Task to carry out. Copy every line with the string "Rate" in it.
========================
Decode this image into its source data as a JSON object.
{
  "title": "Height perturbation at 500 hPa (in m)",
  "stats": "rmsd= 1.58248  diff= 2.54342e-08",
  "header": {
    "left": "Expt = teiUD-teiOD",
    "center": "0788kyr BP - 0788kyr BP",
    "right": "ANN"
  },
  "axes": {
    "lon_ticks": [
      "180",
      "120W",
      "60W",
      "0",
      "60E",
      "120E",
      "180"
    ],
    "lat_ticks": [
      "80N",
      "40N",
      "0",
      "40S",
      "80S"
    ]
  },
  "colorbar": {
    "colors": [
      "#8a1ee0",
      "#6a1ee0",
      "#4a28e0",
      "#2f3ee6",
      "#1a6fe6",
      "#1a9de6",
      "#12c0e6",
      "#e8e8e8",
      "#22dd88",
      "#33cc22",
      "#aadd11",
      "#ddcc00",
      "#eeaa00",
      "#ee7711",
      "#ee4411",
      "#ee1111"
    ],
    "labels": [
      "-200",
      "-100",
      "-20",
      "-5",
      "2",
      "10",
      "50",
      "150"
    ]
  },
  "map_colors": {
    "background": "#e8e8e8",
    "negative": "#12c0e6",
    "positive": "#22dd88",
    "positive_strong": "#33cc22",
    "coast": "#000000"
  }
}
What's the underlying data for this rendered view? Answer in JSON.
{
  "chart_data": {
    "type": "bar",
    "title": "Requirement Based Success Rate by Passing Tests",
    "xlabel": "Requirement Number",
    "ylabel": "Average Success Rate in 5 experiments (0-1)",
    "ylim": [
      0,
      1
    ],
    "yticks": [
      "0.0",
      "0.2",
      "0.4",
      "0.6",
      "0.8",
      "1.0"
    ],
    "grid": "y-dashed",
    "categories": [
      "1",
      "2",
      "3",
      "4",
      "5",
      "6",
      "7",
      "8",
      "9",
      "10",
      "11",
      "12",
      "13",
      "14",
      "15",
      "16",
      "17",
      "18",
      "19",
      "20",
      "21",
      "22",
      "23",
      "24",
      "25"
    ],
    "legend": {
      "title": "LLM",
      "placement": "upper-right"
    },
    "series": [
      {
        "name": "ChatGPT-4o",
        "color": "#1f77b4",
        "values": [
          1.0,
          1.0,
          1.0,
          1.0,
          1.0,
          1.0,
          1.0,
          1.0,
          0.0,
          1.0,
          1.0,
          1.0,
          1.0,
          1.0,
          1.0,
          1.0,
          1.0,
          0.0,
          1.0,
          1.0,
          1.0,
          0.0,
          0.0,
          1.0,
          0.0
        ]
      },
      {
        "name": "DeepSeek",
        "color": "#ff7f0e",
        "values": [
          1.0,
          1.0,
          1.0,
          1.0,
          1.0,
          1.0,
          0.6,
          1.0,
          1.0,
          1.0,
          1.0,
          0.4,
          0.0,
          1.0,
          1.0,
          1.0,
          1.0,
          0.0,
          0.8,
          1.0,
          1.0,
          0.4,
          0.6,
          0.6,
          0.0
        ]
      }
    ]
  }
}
========================
Result of this exercise.
    "title": "Requirement Based Success Rate by Passing Tests",
    "ylabel": "Average Success Rate in 5 experiments (0-1)",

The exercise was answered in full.